** Задания **
1. Ответьте по тексту об иммиграции в Швецию:
(а) Кто в 1980 году возглавлял профсоюз уборщиц в столице?
(б) Какое ведомство предоставляло политическое убежище выходцам из социалистических стран?
(в) Через что, по правилу СИВ, требовалось оформлять приезд в Швецию?
2. Подхватите текст об иммиграции в Швецию после его последнего предложения и продолжите его.

** Исходный текст **
****

Шведы, естественно, отдали эмигрантам всякую черновую, трудоемкую и малооплачиваемую работу. Достаточно сказать, что все уборщицы, большинство водителей автобусов и поездов метро в Стокгольме были иностранцами. Многочисленный профсоюз уборщиц в столице в 1980 году возглавлял молодой грек. Но иностранцы не жаловались на условия жизни и труда: зарплата была все равно на порядок-дру-гой выше, чем у них на родине, они получили в стране такие же права, как шведы, и в 70-х годах уже участвовали в выборах в местные органы власти.

Одной из привилегированных прослоек иностранцев в Швеции были выходцы из Советского Союза и других социалистических стран. При одном только упоминании, что русский, чех или поляк подвергался преследованиям у себя на родине, СИВ, Иммиграционное ведомство Швеции, тут же предоставляло ему политическое убежище, окружало теплом и заботой и делало все возможное, чтобы иностранец как можно быстрее ассимилировался на новой родине. (Впрочем, такая «конъюнктура» на граждан социалистических стран существовала во всех странах Запада, поскольку это была сознательно избранная политическая линия).

Шведы различали политических и экономических беженцев. С первыми все ясно, а термин «экономический беженец» требует пояснения. Под ним понимался любой иностранец, который не был доволен условиями труда и жизни у себя на родине и хотел осесть в Швеции для того, чтобы приобщиться к достижениям общества благоденствия. Таких было большинство, и пока шведам была нужна дешевая рабочая сила, они принимали их у себя в стране. Но потом рынок труда насытился, и СИВ стала ужесточать правила приема иностранцев, устанавливать квоты, более тщательно изучать мотивы эмиграции.

Наиболее хитрые иностранцы стали скрывать свои истинные мотивы прибытия в страну и претендовали на статус политических беженцев. Некоторым из них, в основном жителям социалистических стран, удавалось получить такой статус, но большинство были вынуждены уехать из Швеции ни с чем. Чтобы оградить страну от нежелательных лиц, СИВ ввело правило, по которому оформление приезда в Швецию надо было осуществлять через шведские консульства в странах гражданства потенциальных эмигрантов.

****

** Предоставленный материал **
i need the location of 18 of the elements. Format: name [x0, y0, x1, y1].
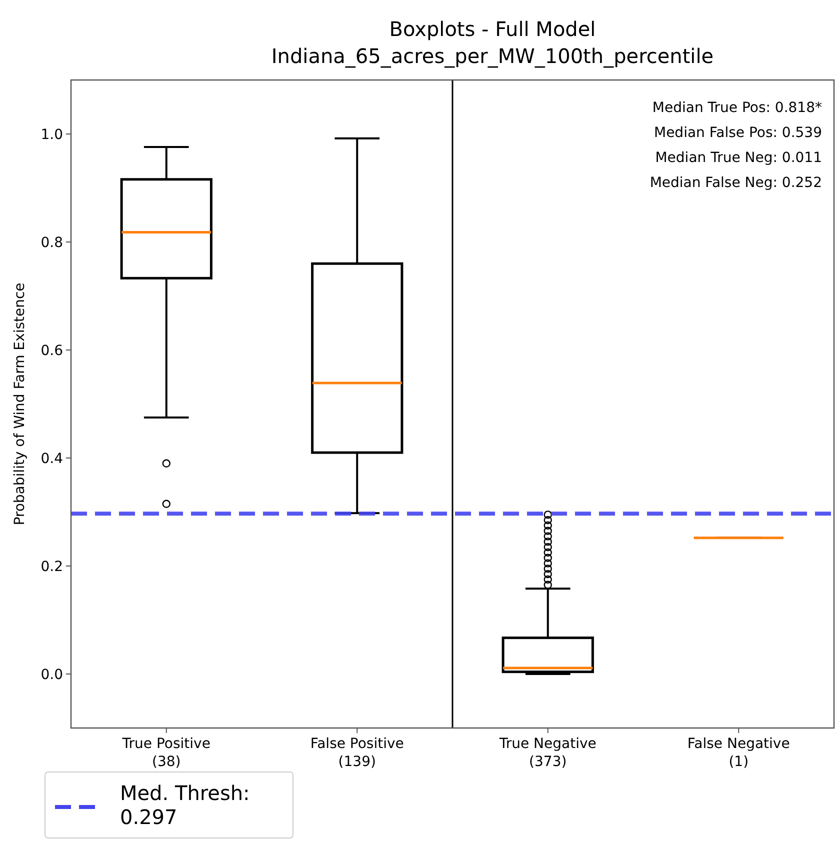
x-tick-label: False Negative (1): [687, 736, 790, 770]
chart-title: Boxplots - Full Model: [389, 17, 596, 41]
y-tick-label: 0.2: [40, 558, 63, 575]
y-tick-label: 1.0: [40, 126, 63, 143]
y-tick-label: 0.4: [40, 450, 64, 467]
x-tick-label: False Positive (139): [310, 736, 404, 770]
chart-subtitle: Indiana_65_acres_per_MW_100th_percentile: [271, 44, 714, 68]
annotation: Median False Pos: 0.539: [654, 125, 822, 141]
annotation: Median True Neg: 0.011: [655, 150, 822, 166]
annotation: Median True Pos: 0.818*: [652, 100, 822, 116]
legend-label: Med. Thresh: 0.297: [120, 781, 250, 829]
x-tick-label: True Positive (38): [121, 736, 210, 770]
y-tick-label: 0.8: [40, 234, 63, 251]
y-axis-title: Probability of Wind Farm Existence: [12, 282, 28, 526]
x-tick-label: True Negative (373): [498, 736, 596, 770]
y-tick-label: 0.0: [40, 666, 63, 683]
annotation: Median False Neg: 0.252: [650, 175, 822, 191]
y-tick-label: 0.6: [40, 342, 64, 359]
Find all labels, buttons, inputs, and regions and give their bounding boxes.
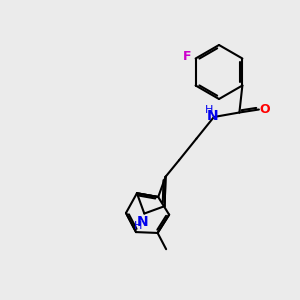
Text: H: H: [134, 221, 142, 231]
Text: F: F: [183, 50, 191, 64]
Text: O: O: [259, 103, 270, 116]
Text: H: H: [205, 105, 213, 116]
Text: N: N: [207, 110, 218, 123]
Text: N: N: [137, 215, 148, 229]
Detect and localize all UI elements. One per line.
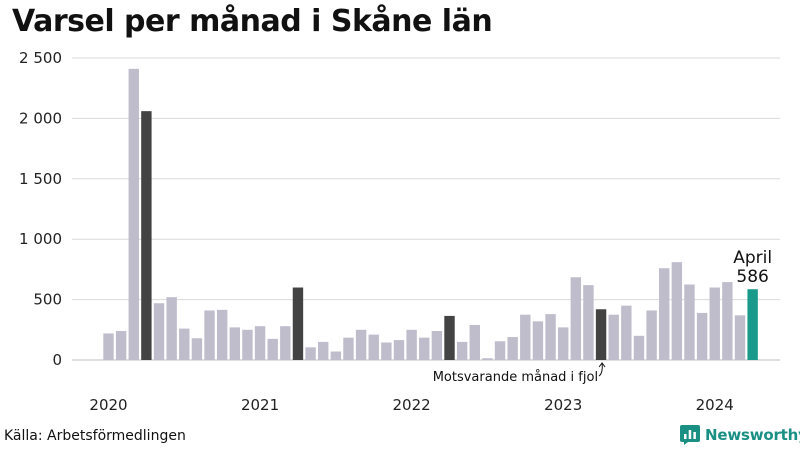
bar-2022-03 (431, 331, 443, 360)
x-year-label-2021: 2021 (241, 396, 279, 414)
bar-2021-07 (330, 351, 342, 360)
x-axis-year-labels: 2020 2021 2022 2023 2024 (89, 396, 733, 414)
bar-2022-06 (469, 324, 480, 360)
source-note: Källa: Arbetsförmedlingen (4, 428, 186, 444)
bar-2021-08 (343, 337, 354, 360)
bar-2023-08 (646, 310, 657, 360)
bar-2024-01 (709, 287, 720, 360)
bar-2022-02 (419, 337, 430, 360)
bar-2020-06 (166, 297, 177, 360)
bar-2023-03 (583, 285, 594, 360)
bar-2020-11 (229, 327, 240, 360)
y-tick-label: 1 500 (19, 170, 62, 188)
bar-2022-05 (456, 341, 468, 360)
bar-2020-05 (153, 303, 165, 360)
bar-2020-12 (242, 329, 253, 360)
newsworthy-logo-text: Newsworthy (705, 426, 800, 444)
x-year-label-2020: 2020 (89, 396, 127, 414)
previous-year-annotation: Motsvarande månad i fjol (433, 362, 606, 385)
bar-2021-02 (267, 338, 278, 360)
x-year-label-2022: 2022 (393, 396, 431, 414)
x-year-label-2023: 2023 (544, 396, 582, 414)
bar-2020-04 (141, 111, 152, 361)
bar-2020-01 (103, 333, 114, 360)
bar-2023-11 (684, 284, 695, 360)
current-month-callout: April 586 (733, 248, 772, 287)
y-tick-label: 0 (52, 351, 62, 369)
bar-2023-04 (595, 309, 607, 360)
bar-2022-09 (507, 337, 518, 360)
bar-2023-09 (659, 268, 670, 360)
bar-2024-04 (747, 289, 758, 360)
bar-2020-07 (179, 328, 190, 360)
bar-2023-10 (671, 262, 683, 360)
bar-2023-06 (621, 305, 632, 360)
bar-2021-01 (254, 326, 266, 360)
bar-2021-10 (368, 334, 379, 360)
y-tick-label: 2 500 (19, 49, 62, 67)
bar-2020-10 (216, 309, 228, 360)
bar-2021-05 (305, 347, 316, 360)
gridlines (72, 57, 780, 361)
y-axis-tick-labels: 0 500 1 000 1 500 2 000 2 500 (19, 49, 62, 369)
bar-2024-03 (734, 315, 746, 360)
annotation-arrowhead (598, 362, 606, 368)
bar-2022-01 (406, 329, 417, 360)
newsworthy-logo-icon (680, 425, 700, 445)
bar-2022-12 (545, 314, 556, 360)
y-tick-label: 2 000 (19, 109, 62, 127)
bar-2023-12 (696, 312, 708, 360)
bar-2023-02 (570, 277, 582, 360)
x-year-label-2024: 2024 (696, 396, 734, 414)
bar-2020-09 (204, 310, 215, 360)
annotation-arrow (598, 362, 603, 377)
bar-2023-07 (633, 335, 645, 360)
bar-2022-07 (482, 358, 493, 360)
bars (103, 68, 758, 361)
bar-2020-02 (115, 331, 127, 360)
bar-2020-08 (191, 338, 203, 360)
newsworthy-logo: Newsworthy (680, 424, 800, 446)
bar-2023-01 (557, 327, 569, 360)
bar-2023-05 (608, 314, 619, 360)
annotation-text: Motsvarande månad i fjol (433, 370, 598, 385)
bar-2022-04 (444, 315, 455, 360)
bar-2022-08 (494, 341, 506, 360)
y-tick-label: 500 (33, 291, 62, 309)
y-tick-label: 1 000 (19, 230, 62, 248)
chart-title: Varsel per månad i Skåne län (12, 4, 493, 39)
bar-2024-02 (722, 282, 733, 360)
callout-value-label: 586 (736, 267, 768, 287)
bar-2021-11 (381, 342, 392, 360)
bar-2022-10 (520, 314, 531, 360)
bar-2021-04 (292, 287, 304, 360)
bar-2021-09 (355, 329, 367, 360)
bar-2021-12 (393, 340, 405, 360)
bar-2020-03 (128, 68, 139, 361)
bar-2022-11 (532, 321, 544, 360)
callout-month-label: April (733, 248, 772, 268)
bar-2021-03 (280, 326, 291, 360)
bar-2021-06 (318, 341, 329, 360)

****

** Ожидаемые ответы **
1.
(а) Молодой грек.
(б) СИВ, Иммиграционное ведомство Швеции.
(в) Через шведские консульства в странах гражданства потенциальных эмигрантов.

2.
Очень многие бездетные шведы завезли в страну и усыновили сотни детей из Индии, Таиланда, Шри-Ланки и Пакистана. На возникшем спросе недобросовестные дельцы стали делать деньги. Возникли некоторые достаточно неприглядные явления и в самом шведском обществе. Появилась целая категория одиноких и не только одиноких шведок, которые усыновляли и удочеряли двух-трех детей из Азии и, получая на них солидные пособия от государства, могли беззаботно жить, пока дети не достигнут совершеннолетия. Излишне говорить, что сами дети и их воспитание таких шведок ни капельки не интересовали.

Но поток беженцев в Швецию не иссякал, люди со всех концов мира стремились правдами и неправдами проникнуть туда, хоть как-то зацепиться, удержаться, остаться. Наиболее распространенным и надежным способом для этого стали фиктивные браки. Этим – естественно, тоже за деньги – промышляли представительницы прекрасного пола: шведки, чаще всего студентки, которые установили таксу на такой брак и исправно собирали деньги со своих фиктивных мужей. Полиция быстро пронюхала о таком жульническом способе эмиграции и приняла меры к тому, чтобы при очередном продлении разрешения на работу и проживание подозреваемый иностранец представил доказательства того, что он на самом деле состоит в браке со шведской подданной.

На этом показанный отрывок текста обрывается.